## WHAT IS ASKED
The records below must be transcribed exactly. Do not include the pictures.

## INFORMATION SUPPLIED
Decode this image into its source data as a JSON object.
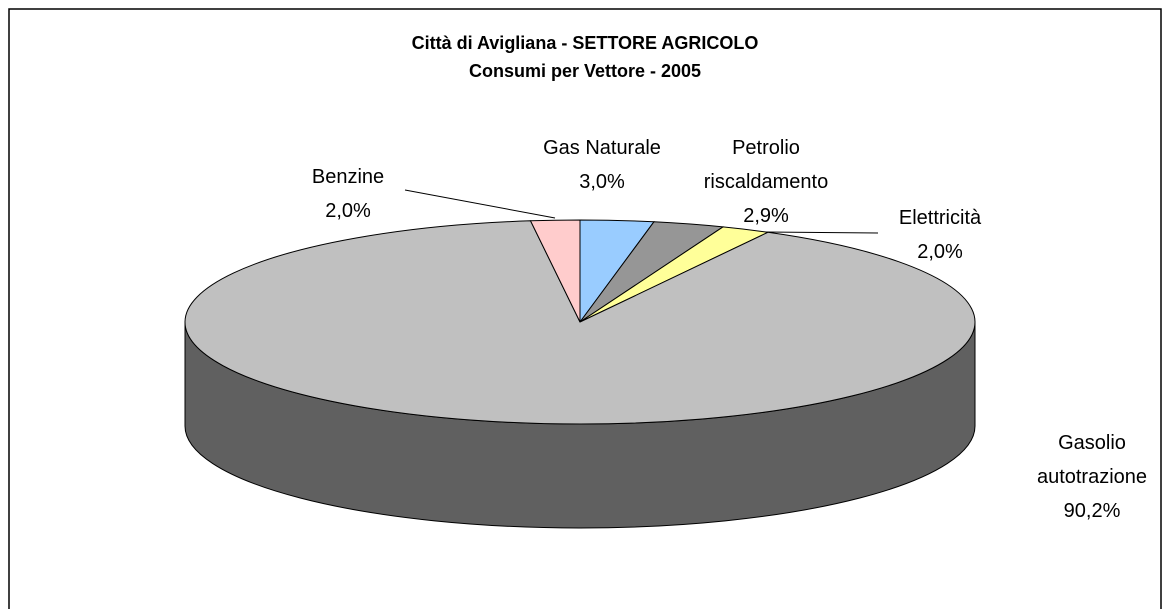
{
  "chart_data": {
    "type": "pie3d",
    "title": "Città di Avigliana - SETTORE AGRICOLO",
    "subtitle": "Consumi per Vettore - 2005",
    "categories": [
      "Gas Naturale",
      "Petrolio riscaldamento",
      "Elettricità",
      "Gasolio autotrazione",
      "Benzine"
    ],
    "values": [
      3.0,
      2.9,
      2.0,
      90.2,
      2.0
    ],
    "value_labels": [
      "3,0%",
      "2,9%",
      "2,0%",
      "90,2%",
      "2,0%"
    ],
    "colors": [
      "#99ccff",
      "#969696",
      "#ffff99",
      "#c0c0c0",
      "#ffcccc"
    ]
  }
}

## EXERCISE RESPONSE
Decode this image into its source data as a JSON object.
{
  "chart_data": {
    "type": "pie3d",
    "title": "Città di Avigliana - SETTORE AGRICOLO",
    "subtitle": "Consumi per Vettore - 2005",
    "categories": [
      "Gas Naturale",
      "Petrolio riscaldamento",
      "Elettricità",
      "Gasolio autotrazione",
      "Benzine"
    ],
    "values": [
      3.0,
      2.9,
      2.0,
      90.2,
      2.0
    ],
    "value_labels": [
      "3,0%",
      "2,9%",
      "2,0%",
      "90,2%",
      "2,0%"
    ],
    "colors": [
      "#99ccff",
      "#969696",
      "#ffff99",
      "#c0c0c0",
      "#ffcccc"
    ]
  }
}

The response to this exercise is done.